REQUIREMENT: Wherever a line below holds the word "Creditors", copy that line.

RECORD EXTRACTS:

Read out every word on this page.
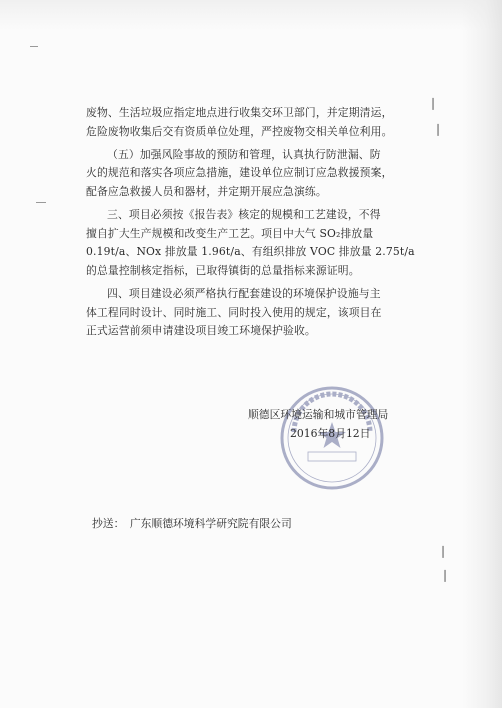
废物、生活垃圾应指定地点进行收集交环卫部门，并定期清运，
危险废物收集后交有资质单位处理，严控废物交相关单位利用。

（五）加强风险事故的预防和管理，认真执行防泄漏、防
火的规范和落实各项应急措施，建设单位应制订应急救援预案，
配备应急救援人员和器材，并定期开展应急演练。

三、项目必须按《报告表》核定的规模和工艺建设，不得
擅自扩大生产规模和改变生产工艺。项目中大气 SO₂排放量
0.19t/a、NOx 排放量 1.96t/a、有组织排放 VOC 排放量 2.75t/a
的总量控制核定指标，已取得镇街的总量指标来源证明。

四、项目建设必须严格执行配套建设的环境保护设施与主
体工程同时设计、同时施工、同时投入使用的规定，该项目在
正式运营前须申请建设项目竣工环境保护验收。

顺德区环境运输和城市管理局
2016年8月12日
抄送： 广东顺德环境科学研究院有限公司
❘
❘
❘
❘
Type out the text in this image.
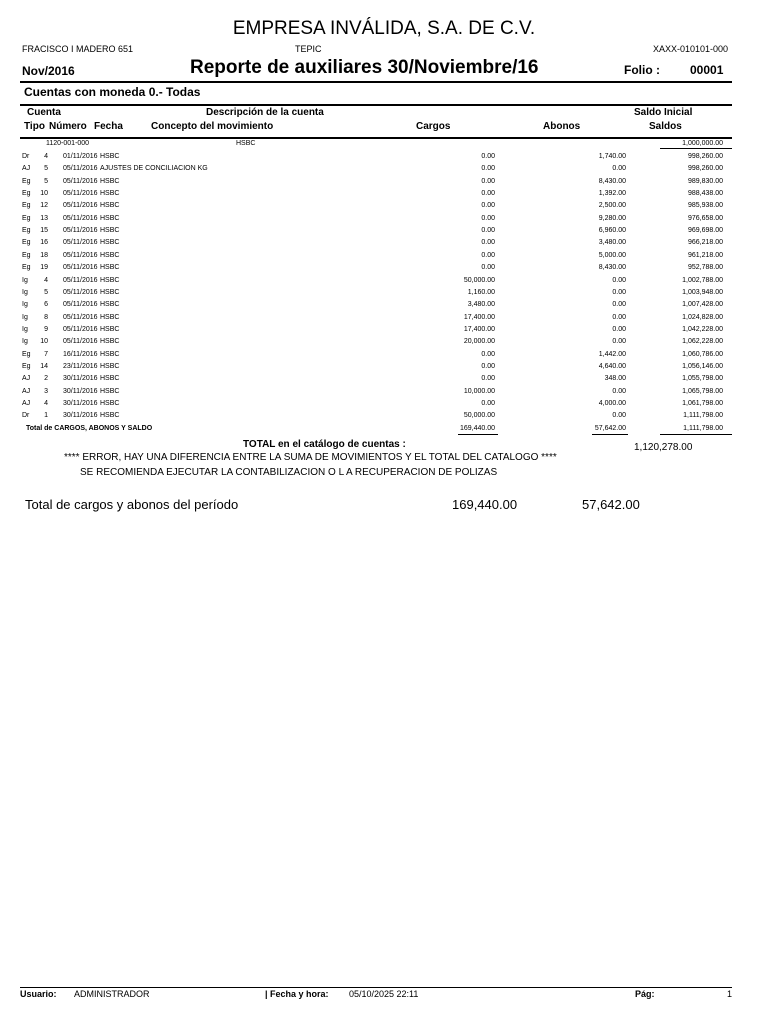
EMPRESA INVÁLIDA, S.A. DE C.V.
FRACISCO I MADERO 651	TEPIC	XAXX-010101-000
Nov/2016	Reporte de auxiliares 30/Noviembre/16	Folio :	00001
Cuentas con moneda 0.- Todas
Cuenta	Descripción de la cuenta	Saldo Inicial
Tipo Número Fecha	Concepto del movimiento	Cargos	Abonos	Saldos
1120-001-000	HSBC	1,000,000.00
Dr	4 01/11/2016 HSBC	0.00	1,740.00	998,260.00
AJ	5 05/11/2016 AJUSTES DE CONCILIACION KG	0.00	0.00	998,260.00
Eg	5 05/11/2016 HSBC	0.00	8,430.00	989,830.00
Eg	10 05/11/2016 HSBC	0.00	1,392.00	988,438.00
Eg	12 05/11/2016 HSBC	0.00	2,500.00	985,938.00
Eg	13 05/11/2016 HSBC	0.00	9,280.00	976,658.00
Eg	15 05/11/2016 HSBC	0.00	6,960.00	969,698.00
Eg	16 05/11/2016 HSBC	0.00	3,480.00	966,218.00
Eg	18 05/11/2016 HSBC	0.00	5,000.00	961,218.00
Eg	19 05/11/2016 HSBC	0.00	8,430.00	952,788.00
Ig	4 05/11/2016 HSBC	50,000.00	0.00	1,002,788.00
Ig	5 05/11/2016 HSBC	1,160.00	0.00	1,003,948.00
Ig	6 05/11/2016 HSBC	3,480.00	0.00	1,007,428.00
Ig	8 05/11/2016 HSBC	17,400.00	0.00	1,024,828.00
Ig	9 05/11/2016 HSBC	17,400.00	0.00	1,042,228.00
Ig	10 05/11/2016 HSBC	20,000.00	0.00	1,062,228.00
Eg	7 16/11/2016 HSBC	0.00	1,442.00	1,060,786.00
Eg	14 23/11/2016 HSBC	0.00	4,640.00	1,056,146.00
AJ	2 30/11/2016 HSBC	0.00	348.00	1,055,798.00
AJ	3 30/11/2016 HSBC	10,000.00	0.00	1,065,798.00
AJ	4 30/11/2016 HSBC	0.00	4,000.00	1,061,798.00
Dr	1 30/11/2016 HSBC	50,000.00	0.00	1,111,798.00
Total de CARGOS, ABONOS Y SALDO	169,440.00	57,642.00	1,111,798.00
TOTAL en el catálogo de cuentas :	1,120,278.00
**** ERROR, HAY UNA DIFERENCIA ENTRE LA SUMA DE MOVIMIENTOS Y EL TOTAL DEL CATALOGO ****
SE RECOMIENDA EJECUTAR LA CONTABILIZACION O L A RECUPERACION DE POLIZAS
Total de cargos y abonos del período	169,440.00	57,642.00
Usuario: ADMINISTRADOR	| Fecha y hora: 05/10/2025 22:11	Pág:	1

...

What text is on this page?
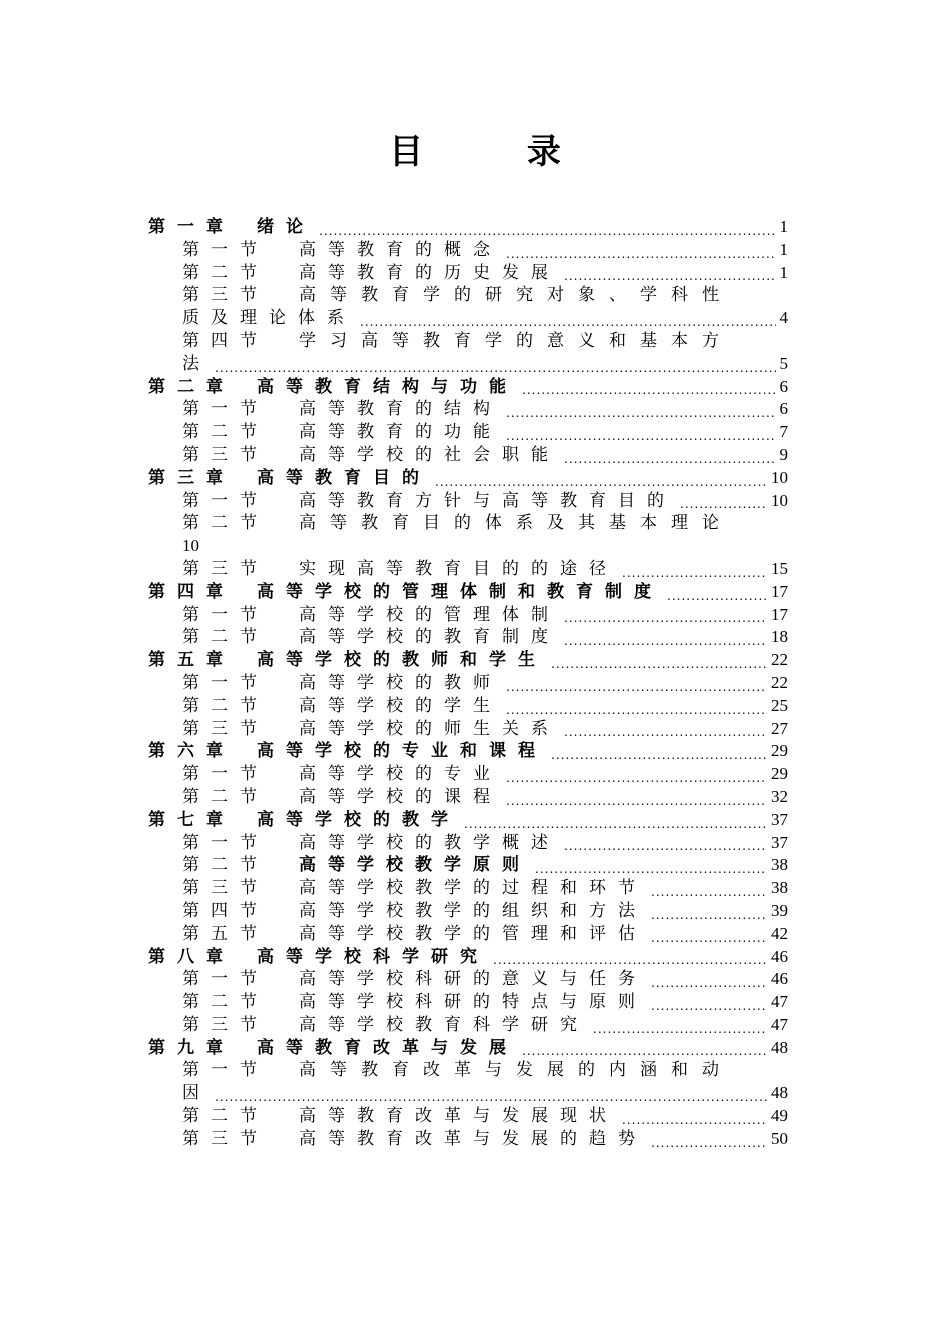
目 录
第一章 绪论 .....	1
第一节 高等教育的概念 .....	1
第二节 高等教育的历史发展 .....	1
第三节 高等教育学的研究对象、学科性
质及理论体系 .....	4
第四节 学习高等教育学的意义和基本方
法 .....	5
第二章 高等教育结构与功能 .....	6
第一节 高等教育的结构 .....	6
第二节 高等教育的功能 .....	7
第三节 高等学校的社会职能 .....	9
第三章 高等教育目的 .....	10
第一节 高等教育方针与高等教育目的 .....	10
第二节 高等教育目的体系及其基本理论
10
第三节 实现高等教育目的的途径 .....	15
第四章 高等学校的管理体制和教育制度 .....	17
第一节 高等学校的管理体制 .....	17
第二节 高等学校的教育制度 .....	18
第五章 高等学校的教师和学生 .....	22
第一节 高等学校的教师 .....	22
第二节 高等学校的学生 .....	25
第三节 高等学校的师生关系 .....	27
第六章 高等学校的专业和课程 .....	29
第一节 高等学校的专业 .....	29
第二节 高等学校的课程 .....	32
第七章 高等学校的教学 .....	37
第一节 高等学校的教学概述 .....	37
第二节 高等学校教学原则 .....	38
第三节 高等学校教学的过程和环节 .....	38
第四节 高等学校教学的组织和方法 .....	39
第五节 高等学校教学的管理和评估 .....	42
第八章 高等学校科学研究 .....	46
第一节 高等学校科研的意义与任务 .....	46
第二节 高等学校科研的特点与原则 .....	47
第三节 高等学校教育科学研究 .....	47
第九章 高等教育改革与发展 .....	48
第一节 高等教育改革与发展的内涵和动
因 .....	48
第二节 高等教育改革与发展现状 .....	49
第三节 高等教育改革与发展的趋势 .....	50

==

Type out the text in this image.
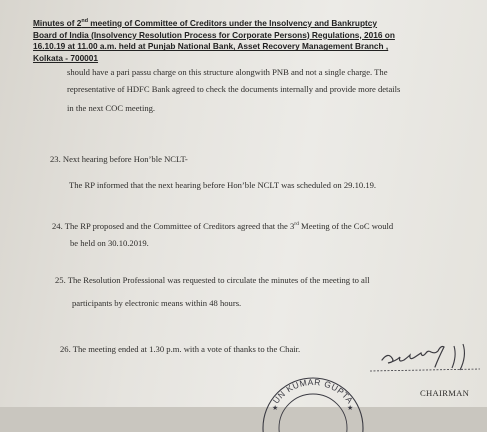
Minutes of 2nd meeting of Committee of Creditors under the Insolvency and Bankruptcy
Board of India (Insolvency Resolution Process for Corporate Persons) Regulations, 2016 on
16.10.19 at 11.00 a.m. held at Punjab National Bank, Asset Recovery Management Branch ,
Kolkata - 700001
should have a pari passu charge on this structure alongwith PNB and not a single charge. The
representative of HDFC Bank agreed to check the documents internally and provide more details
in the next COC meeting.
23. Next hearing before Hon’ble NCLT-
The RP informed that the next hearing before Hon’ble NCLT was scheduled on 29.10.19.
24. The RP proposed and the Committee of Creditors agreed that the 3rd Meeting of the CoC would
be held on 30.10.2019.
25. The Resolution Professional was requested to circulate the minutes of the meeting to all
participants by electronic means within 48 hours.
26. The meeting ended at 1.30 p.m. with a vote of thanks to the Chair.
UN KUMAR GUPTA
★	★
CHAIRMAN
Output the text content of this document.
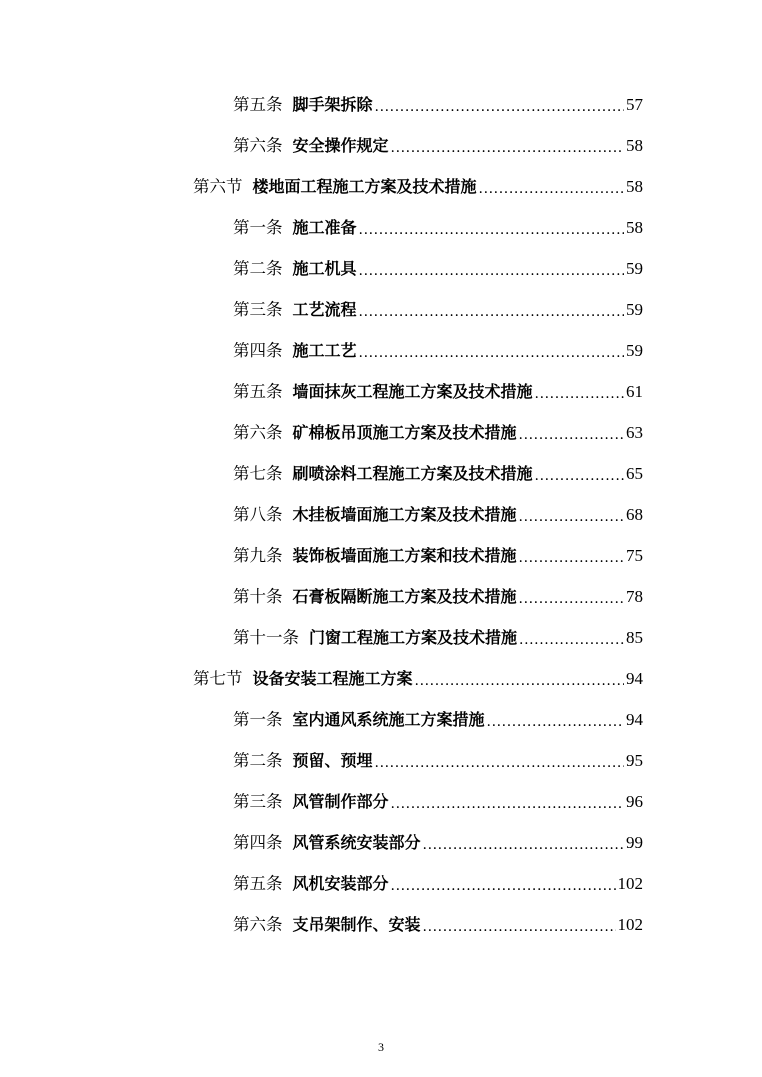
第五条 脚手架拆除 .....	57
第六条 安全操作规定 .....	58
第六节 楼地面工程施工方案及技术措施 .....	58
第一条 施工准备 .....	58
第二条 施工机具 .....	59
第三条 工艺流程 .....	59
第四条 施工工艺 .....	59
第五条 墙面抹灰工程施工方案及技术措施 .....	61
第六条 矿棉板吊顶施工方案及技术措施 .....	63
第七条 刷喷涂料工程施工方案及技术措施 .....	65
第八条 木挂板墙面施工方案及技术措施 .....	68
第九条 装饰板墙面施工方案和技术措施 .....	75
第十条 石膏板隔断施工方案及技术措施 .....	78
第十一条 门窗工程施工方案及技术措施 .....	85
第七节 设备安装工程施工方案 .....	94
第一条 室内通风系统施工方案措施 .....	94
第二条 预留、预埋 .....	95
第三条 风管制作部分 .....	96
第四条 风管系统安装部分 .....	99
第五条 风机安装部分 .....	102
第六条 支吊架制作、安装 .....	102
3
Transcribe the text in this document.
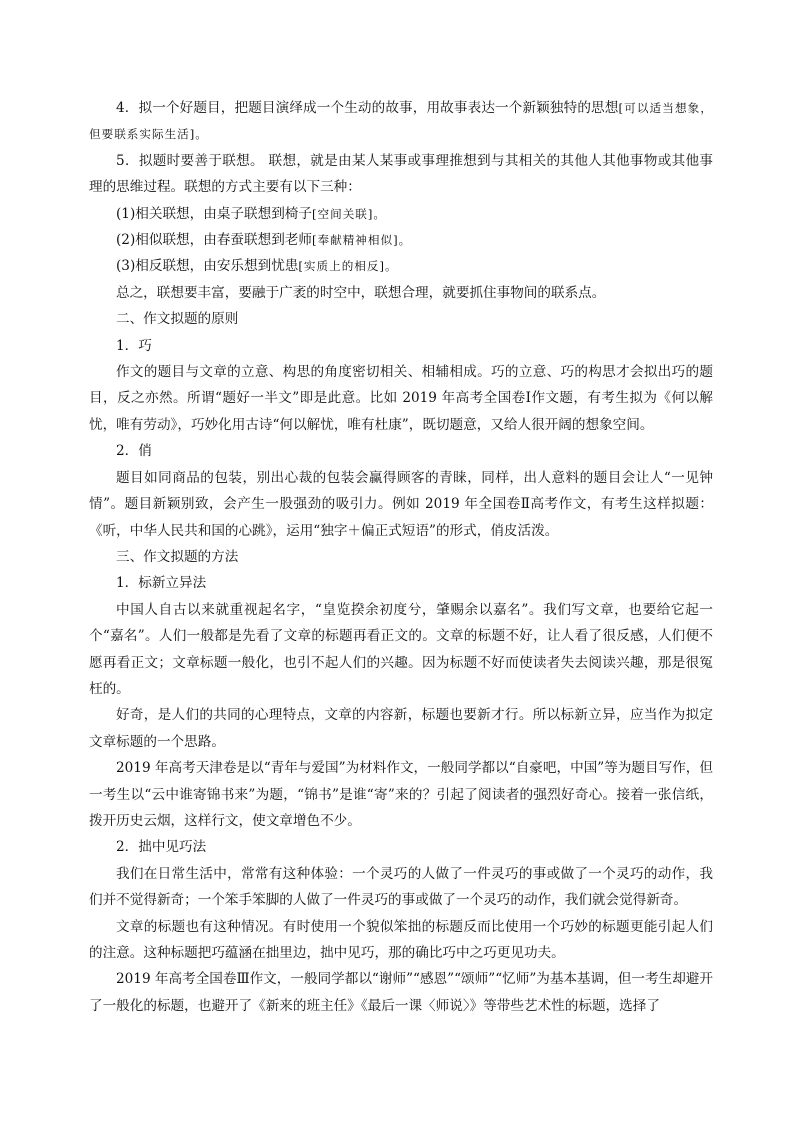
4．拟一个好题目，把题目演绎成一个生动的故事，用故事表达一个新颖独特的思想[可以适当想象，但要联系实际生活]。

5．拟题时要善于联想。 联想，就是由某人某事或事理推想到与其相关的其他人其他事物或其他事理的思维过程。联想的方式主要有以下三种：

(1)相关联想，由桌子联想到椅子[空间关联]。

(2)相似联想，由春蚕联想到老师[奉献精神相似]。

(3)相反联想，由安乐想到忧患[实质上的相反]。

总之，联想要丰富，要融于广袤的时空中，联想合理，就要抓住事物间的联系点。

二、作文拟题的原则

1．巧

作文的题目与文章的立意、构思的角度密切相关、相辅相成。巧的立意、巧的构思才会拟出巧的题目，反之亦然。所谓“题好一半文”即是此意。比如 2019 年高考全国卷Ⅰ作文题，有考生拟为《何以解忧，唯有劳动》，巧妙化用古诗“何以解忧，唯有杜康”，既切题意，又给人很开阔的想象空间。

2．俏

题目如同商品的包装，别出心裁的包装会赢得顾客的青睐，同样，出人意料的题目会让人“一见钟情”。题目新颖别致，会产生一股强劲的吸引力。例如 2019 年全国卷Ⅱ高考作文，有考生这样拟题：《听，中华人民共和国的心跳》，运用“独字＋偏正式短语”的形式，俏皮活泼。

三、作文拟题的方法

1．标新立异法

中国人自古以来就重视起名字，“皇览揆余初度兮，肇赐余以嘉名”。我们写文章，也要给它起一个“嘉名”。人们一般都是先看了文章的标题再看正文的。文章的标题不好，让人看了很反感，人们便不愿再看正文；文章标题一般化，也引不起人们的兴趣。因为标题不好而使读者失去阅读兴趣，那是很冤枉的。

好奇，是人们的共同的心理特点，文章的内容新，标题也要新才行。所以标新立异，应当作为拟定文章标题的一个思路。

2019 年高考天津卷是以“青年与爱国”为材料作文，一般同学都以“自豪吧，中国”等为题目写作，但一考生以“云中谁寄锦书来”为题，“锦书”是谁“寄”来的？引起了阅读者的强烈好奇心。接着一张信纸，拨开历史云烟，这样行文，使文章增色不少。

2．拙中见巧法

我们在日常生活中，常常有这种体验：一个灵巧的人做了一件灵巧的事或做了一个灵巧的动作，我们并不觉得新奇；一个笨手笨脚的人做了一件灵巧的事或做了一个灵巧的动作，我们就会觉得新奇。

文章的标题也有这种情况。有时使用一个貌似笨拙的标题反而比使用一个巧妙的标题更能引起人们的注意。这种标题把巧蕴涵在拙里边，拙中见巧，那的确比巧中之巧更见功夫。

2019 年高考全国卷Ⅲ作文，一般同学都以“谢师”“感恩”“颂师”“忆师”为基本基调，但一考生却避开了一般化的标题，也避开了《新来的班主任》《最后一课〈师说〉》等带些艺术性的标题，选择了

ANSWER TO THIS EXERCISE:
Minutes of 2nd meeting of Committee of Creditors under the Insolvency and Bankruptcy
24. The RP proposed and the Committee of Creditors agreed that the 3rd Meeting of the CoC would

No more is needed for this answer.